# What is expected:
Go through the records underneath and write each one out again exactly.

Figure content listings
** start **

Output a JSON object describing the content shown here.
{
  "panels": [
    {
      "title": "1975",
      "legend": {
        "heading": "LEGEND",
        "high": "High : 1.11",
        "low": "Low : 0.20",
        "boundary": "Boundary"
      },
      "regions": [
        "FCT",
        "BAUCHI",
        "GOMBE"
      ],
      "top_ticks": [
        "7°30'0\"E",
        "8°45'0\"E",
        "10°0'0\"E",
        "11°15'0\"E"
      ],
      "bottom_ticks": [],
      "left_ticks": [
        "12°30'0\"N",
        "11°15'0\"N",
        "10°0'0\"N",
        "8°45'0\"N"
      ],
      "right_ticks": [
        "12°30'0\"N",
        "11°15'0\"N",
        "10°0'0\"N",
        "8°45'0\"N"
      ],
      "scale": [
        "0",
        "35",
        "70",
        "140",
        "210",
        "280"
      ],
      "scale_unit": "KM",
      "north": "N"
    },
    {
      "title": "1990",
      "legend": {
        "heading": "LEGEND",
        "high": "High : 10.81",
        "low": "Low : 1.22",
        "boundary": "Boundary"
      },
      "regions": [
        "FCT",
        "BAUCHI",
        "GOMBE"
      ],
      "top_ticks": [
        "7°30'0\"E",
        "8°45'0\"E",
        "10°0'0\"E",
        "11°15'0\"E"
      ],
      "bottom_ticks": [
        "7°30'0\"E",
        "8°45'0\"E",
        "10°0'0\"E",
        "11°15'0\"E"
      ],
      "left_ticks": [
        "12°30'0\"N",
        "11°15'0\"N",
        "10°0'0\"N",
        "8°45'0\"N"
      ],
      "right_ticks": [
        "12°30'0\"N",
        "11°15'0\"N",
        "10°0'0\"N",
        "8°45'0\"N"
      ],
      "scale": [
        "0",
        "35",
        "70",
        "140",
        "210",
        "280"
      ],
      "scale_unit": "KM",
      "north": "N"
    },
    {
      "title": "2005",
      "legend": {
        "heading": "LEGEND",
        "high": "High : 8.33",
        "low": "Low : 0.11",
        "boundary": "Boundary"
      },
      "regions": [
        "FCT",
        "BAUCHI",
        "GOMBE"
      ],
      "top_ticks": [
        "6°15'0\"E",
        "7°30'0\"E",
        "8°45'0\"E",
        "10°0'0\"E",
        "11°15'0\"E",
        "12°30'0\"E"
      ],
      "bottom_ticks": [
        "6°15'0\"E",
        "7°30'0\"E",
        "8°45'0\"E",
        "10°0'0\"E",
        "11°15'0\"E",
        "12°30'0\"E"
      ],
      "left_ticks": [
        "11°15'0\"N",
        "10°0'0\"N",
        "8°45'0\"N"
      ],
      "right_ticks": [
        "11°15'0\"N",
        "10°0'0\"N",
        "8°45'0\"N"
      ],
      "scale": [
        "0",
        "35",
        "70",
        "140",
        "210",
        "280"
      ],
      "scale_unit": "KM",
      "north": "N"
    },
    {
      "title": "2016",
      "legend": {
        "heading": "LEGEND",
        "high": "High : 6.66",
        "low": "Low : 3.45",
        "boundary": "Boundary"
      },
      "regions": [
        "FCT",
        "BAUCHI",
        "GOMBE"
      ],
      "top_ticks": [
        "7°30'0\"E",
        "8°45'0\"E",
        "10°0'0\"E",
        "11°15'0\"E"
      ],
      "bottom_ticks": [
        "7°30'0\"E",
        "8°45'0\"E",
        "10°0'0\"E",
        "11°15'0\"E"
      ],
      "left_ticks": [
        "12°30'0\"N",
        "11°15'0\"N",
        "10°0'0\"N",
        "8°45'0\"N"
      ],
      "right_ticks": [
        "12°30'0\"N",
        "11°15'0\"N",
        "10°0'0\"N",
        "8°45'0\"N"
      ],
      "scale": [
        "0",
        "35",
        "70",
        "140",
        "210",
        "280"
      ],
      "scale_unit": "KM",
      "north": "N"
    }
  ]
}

** end **

# Answer for the task:
Output a JSON object describing the content shown here.
{
  "panels": [
    {
      "title": "1975",
      "legend": {
        "heading": "LEGEND",
        "high": "High : 1.11",
        "low": "Low : 0.20",
        "boundary": "Boundary"
      },
      "regions": [
        "FCT",
        "BAUCHI",
        "GOMBE"
      ],
      "top_ticks": [
        "7°30'0\"E",
        "8°45'0\"E",
        "10°0'0\"E",
        "11°15'0\"E"
      ],
      "bottom_ticks": [],
      "left_ticks": [
        "12°30'0\"N",
        "11°15'0\"N",
        "10°0'0\"N",
        "8°45'0\"N"
      ],
      "right_ticks": [
        "12°30'0\"N",
        "11°15'0\"N",
        "10°0'0\"N",
        "8°45'0\"N"
      ],
      "scale": [
        "0",
        "35",
        "70",
        "140",
        "210",
        "280"
      ],
      "scale_unit": "KM",
      "north": "N"
    },
    {
      "title": "1990",
      "legend": {
        "heading": "LEGEND",
        "high": "High : 10.81",
        "low": "Low : 1.22",
        "boundary": "Boundary"
      },
      "regions": [
        "FCT",
        "BAUCHI",
        "GOMBE"
      ],
      "top_ticks": [
        "7°30'0\"E",
        "8°45'0\"E",
        "10°0'0\"E",
        "11°15'0\"E"
      ],
      "bottom_ticks": [
        "7°30'0\"E",
        "8°45'0\"E",
        "10°0'0\"E",
        "11°15'0\"E"
      ],
      "left_ticks": [
        "12°30'0\"N",
        "11°15'0\"N",
        "10°0'0\"N",
        "8°45'0\"N"
      ],
      "right_ticks": [
        "12°30'0\"N",
        "11°15'0\"N",
        "10°0'0\"N",
        "8°45'0\"N"
      ],
      "scale": [
        "0",
        "35",
        "70",
        "140",
        "210",
        "280"
      ],
      "scale_unit": "KM",
      "north": "N"
    },
    {
      "title": "2005",
      "legend": {
        "heading": "LEGEND",
        "high": "High : 8.33",
        "low": "Low : 0.11",
        "boundary": "Boundary"
      },
      "regions": [
        "FCT",
        "BAUCHI",
        "GOMBE"
      ],
      "top_ticks": [
        "6°15'0\"E",
        "7°30'0\"E",
        "8°45'0\"E",
        "10°0'0\"E",
        "11°15'0\"E",
        "12°30'0\"E"
      ],
      "bottom_ticks": [
        "6°15'0\"E",
        "7°30'0\"E",
        "8°45'0\"E",
        "10°0'0\"E",
        "11°15'0\"E",
        "12°30'0\"E"
      ],
      "left_ticks": [
        "11°15'0\"N",
        "10°0'0\"N",
        "8°45'0\"N"
      ],
      "right_ticks": [
        "11°15'0\"N",
        "10°0'0\"N",
        "8°45'0\"N"
      ],
      "scale": [
        "0",
        "35",
        "70",
        "140",
        "210",
        "280"
      ],
      "scale_unit": "KM",
      "north": "N"
    },
    {
      "title": "2016",
      "legend": {
        "heading": "LEGEND",
        "high": "High : 6.66",
        "low": "Low : 3.45",
        "boundary": "Boundary"
      },
      "regions": [
        "FCT",
        "BAUCHI",
        "GOMBE"
      ],
      "top_ticks": [
        "7°30'0\"E",
        "8°45'0\"E",
        "10°0'0\"E",
        "11°15'0\"E"
      ],
      "bottom_ticks": [
        "7°30'0\"E",
        "8°45'0\"E",
        "10°0'0\"E",
        "11°15'0\"E"
      ],
      "left_ticks": [
        "12°30'0\"N",
        "11°15'0\"N",
        "10°0'0\"N",
        "8°45'0\"N"
      ],
      "right_ticks": [
        "12°30'0\"N",
        "11°15'0\"N",
        "10°0'0\"N",
        "8°45'0\"N"
      ],
      "scale": [
        "0",
        "35",
        "70",
        "140",
        "210",
        "280"
      ],
      "scale_unit": "KM",
      "north": "N"
    }
  ]
}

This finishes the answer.